▶ _EXERCISE REQUIREMENTS_
Copy out, without any change, only the lines from the one containing "stay-time-input[interactable]: 1 —" through the one containing "image-icon: ▨ — [1518, 583, 1544, 613]".
╭─ RECORDS FOR THE EXERCISE
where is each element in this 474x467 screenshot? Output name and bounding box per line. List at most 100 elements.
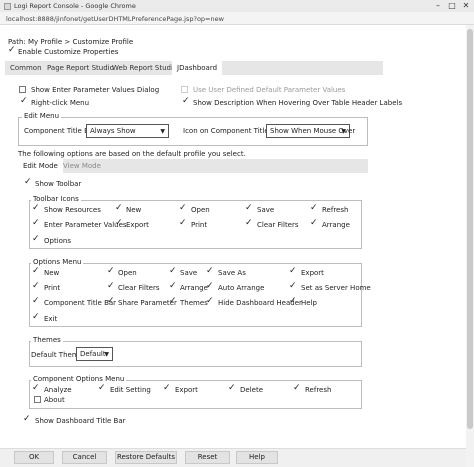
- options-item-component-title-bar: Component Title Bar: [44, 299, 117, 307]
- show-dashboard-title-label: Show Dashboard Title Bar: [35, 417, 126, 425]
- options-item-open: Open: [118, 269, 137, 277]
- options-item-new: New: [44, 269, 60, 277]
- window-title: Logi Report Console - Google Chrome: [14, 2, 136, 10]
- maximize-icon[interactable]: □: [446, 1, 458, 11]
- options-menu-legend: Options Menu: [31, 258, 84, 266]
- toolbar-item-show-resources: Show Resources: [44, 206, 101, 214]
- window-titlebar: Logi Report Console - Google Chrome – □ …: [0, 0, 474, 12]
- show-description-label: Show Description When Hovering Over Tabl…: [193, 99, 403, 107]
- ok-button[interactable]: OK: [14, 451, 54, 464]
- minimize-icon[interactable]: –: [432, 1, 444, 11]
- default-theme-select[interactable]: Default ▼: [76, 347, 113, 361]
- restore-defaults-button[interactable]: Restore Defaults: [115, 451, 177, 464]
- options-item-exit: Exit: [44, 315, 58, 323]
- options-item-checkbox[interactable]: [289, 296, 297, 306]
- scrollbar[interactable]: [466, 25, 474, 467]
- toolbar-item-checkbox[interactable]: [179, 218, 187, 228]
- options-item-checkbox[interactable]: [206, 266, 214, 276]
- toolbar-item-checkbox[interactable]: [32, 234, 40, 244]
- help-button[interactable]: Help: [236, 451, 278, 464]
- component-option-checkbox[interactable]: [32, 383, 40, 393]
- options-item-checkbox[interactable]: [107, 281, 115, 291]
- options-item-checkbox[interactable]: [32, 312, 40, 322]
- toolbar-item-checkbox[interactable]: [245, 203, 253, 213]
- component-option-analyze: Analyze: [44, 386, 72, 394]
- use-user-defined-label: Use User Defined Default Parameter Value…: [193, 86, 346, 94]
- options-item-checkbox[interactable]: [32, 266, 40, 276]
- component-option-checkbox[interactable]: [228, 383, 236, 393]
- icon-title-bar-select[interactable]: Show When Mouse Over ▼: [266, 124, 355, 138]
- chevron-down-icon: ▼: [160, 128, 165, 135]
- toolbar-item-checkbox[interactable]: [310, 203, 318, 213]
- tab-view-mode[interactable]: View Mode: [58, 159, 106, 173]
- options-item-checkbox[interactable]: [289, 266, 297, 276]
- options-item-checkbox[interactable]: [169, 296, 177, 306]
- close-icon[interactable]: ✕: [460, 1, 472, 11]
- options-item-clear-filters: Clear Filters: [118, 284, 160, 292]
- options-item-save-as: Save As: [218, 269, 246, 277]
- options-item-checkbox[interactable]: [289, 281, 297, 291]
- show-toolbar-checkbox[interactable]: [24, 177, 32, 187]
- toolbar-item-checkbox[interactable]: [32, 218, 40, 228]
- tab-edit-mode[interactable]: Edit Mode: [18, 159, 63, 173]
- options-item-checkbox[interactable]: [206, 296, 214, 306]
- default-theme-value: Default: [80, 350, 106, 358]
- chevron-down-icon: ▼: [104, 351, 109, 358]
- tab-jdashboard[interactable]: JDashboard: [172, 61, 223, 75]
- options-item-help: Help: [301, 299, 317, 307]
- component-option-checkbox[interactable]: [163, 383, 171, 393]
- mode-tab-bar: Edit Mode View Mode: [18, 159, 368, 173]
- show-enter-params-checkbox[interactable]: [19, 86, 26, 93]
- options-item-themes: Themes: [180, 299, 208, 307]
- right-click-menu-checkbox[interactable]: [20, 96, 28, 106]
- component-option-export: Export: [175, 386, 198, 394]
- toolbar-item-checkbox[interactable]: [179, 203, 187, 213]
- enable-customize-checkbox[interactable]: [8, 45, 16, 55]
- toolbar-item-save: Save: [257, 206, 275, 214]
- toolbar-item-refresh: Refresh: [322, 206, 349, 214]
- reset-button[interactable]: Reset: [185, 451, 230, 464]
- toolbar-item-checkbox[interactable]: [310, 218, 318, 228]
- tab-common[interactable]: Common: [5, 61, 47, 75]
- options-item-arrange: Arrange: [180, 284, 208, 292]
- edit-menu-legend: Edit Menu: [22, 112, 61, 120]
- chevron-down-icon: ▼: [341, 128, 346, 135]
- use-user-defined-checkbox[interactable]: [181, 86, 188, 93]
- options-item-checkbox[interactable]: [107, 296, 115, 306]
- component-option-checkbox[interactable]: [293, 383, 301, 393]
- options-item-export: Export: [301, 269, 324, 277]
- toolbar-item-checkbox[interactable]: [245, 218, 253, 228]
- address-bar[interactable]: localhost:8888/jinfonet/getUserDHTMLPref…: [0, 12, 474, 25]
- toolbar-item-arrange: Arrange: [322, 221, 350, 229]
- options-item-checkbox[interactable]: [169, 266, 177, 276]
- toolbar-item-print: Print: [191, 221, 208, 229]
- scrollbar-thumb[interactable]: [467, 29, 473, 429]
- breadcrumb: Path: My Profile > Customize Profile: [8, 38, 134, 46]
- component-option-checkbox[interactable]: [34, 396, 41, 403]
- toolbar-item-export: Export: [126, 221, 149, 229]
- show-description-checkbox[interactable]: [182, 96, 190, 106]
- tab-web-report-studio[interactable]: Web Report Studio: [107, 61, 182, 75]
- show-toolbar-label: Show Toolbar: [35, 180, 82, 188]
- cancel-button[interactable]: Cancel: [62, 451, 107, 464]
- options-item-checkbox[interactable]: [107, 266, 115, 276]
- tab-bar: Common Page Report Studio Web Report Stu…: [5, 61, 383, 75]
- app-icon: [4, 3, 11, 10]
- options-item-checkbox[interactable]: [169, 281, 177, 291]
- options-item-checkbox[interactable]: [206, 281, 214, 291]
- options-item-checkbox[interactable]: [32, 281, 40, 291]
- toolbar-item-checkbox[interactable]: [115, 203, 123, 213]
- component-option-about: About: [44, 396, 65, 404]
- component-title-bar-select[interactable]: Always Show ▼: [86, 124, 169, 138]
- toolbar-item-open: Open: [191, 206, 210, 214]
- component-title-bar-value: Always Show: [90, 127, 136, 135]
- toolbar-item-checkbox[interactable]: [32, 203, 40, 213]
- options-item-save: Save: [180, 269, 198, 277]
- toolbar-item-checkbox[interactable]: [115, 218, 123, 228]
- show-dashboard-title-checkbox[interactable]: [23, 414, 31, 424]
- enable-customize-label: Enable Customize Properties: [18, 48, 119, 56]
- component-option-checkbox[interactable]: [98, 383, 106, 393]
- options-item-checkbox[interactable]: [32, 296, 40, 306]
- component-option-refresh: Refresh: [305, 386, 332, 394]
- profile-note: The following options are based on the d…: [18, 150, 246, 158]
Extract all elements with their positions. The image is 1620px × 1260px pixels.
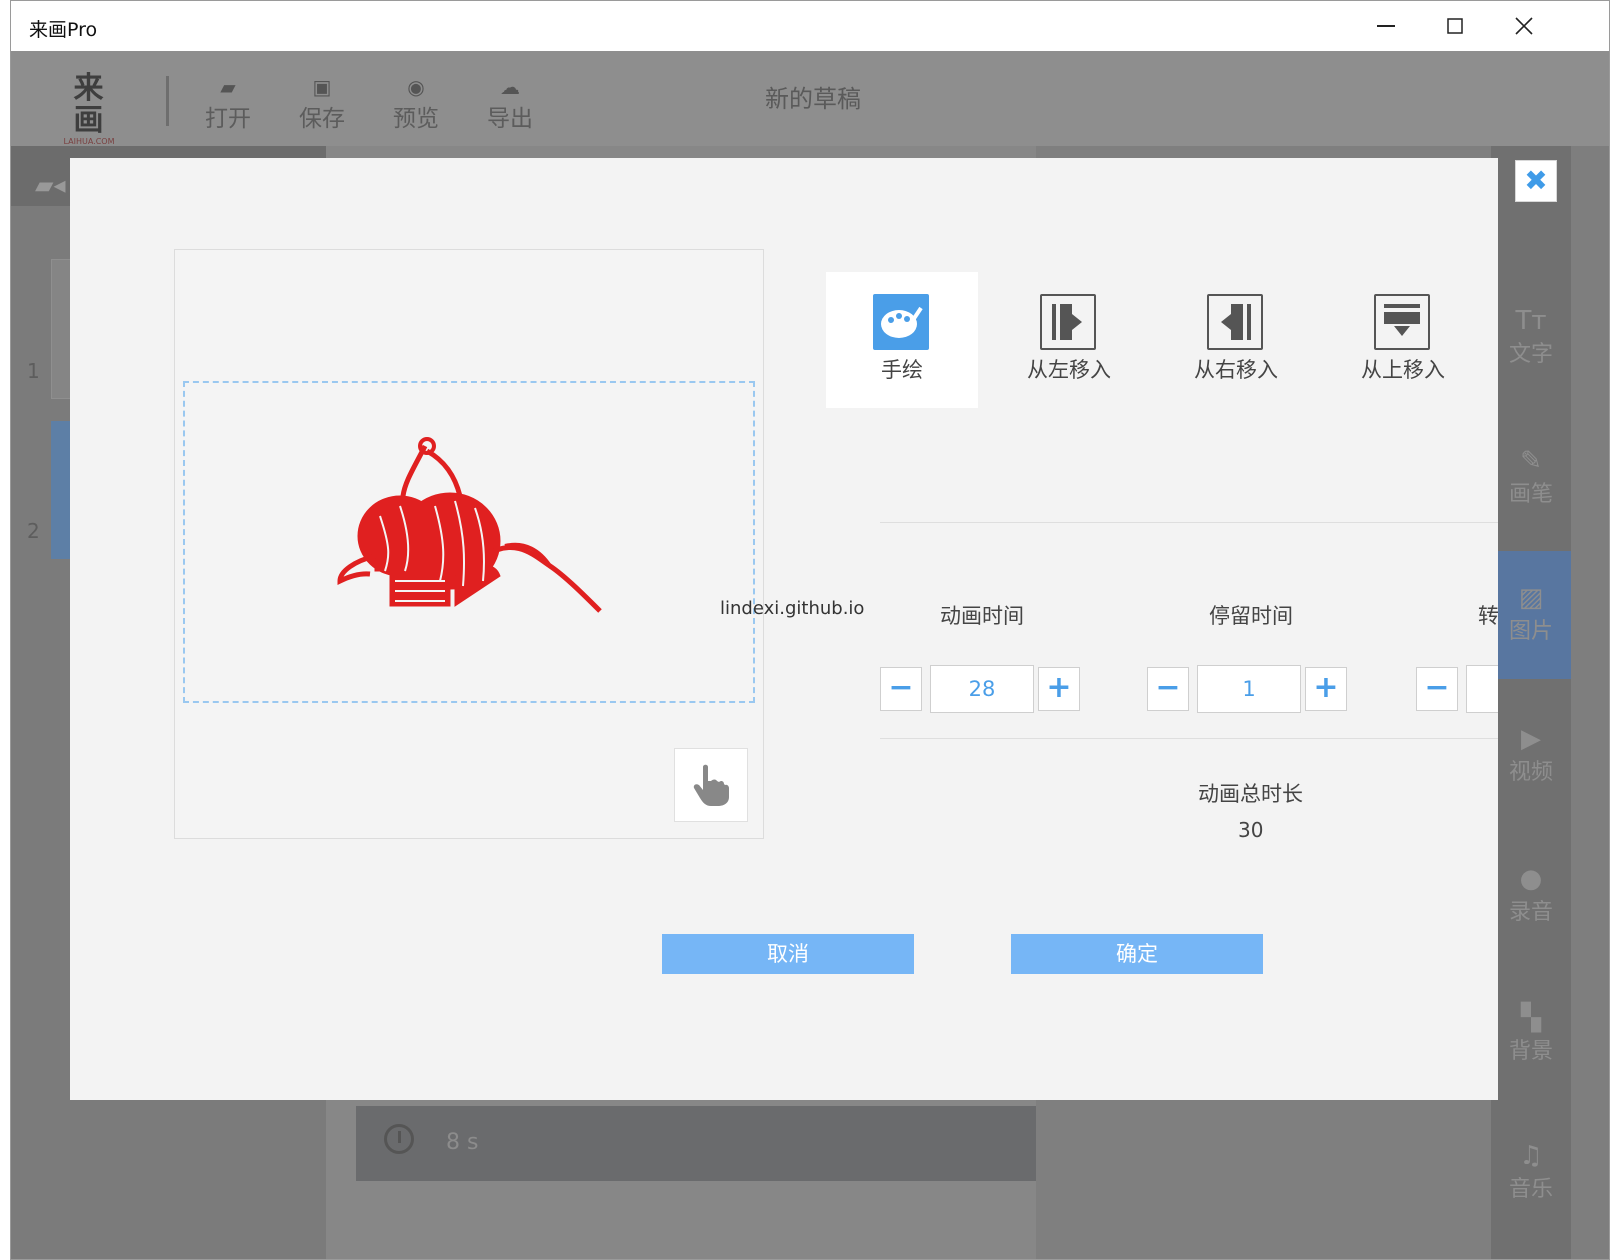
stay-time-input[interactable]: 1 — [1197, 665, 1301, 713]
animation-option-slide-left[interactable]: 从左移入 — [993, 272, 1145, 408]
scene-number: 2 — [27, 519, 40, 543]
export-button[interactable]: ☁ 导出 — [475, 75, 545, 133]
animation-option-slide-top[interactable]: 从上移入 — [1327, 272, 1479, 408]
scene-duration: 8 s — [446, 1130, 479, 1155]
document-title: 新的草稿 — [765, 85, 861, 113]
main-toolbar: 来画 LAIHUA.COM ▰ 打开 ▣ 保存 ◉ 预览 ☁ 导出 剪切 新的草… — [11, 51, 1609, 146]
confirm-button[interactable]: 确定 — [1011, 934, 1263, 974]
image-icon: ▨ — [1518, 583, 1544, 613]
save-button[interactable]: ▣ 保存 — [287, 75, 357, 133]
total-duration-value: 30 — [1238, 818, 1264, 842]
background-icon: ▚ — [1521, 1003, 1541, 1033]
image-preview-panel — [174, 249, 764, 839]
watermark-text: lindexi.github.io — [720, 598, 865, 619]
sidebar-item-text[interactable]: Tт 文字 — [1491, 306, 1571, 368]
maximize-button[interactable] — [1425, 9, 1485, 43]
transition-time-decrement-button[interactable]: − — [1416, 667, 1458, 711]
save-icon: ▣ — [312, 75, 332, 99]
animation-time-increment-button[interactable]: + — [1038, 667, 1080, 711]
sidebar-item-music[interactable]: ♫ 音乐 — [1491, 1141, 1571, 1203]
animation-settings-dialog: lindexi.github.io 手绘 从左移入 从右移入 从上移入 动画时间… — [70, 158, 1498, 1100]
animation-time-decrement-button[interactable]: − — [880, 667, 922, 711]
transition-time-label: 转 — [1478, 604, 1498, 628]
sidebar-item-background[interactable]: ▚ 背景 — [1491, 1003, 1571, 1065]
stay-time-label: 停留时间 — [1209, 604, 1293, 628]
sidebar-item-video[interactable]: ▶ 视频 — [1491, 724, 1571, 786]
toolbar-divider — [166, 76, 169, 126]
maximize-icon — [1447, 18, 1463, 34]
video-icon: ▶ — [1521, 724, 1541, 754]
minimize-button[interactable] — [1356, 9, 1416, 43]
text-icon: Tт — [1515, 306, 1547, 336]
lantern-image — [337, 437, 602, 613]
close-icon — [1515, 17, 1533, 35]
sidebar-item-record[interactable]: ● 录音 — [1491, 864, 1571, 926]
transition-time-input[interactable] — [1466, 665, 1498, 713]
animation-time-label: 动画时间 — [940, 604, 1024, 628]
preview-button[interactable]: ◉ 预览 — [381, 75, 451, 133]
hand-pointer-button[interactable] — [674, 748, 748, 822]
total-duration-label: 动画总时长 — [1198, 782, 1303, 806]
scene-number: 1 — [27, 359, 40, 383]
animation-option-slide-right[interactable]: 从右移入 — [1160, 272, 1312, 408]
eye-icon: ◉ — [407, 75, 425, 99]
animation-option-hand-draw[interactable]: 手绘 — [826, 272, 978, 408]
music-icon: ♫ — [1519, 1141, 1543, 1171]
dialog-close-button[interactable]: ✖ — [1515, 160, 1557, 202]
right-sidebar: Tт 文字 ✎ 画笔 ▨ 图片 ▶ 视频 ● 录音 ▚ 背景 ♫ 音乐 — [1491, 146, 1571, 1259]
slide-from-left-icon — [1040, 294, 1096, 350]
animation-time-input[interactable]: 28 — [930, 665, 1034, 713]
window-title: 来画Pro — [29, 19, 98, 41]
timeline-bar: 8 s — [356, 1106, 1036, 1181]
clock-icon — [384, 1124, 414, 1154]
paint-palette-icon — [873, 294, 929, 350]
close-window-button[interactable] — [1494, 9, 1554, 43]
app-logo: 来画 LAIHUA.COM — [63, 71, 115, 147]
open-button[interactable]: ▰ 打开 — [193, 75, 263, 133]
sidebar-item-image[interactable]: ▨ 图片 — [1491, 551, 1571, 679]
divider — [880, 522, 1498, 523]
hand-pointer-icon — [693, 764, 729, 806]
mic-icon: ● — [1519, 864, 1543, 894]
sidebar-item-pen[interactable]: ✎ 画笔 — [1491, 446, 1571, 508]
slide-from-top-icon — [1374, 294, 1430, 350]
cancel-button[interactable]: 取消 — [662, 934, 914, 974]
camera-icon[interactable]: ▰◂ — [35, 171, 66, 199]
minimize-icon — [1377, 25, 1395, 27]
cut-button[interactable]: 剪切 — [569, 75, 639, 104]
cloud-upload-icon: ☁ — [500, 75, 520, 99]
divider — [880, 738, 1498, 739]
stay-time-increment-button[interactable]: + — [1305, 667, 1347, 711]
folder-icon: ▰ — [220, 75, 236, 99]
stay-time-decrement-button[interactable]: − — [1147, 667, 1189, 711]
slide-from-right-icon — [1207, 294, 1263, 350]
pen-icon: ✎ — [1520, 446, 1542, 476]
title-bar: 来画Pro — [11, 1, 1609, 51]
╰─
▶ _RESULT FOR THIS TASK_
stay-time-input[interactable]: 1 — [1197, 665, 1301, 713]
animation-option-slide-left[interactable]: 从左移入 — [993, 272, 1145, 408]
scene-number: 2 — [27, 519, 40, 543]
export-button[interactable]: ☁ 导出 — [475, 75, 545, 133]
animation-option-slide-top[interactable]: 从上移入 — [1327, 272, 1479, 408]
scene-duration: 8 s — [446, 1130, 479, 1155]
document-title: 新的草稿 — [765, 85, 861, 113]
main-toolbar: 来画 LAIHUA.COM ▰ 打开 ▣ 保存 ◉ 预览 ☁ 导出 剪切 新的草… — [11, 51, 1609, 146]
confirm-button[interactable]: 确定 — [1011, 934, 1263, 974]
image-icon: ▨ — [1518, 583, 1544, 613]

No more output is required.